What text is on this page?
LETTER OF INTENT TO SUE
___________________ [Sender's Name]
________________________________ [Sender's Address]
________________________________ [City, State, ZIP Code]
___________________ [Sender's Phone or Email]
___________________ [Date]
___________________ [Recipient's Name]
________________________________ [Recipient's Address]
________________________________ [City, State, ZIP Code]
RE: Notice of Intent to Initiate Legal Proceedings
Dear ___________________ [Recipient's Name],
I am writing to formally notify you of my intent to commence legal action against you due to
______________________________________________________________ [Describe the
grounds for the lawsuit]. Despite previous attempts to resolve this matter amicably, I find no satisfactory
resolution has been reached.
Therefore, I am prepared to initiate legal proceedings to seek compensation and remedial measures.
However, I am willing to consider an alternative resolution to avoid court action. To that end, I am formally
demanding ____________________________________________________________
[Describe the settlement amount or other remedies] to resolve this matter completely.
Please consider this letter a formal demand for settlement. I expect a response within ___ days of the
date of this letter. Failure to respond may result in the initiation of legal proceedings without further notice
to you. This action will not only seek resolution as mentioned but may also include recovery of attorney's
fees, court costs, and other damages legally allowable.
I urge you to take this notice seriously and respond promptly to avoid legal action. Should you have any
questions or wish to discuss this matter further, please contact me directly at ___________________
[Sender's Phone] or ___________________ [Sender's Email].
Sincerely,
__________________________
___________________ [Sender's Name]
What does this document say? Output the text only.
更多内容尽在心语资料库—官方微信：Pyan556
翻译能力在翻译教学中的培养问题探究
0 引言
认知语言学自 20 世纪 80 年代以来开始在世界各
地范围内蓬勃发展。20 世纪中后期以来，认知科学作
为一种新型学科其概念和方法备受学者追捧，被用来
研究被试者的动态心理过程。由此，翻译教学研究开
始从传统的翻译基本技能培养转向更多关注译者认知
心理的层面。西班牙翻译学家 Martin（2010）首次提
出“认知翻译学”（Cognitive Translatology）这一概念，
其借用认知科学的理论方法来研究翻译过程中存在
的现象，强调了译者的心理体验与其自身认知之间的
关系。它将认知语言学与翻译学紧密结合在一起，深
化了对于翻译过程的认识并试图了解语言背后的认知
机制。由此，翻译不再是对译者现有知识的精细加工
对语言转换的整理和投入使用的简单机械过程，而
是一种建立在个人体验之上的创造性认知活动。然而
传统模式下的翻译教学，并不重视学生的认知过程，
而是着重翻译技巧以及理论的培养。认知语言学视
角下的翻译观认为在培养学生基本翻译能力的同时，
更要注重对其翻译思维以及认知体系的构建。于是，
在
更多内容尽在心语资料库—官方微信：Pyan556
###
Print the line containing "What does this" and every line after it to the end of the records above, exactly as written, and nothing else.

TASK ANSWER:
What does this document say? Output the text only.
更多内容尽在心语资料库—官方微信：Pyan556
翻译能力在翻译教学中的培养问题探究
0 引言
认知语言学自 20 世纪 80 年代以来开始在世界各
地范围内蓬勃发展。20 世纪中后期以来，认知科学作
为一种新型学科其概念和方法备受学者追捧，被用来
研究被试者的动态心理过程。由此，翻译教学研究开
始从传统的翻译基本技能培养转向更多关注译者认知
心理的层面。西班牙翻译学家 Martin（2010）首次提
出“认知翻译学”（Cognitive Translatology）这一概念，
其借用认知科学的理论方法来研究翻译过程中存在
的现象，强调了译者的心理体验与其自身认知之间的
关系。它将认知语言学与翻译学紧密结合在一起，深
化了对于翻译过程的认识并试图了解语言背后的认知
机制。由此，翻译不再是对译者现有知识的精细加工
对语言转换的整理和投入使用的简单机械过程，而
是一种建立在个人体验之上的创造性认知活动。然而
传统模式下的翻译教学，并不重视学生的认知过程，
而是着重翻译技巧以及理论的培养。认知语言学视
角下的翻译观认为在培养学生基本翻译能力的同时，
更要注重对其翻译思维以及认知体系的构建。于是，
在
更多内容尽在心语资料库—官方微信：Pyan556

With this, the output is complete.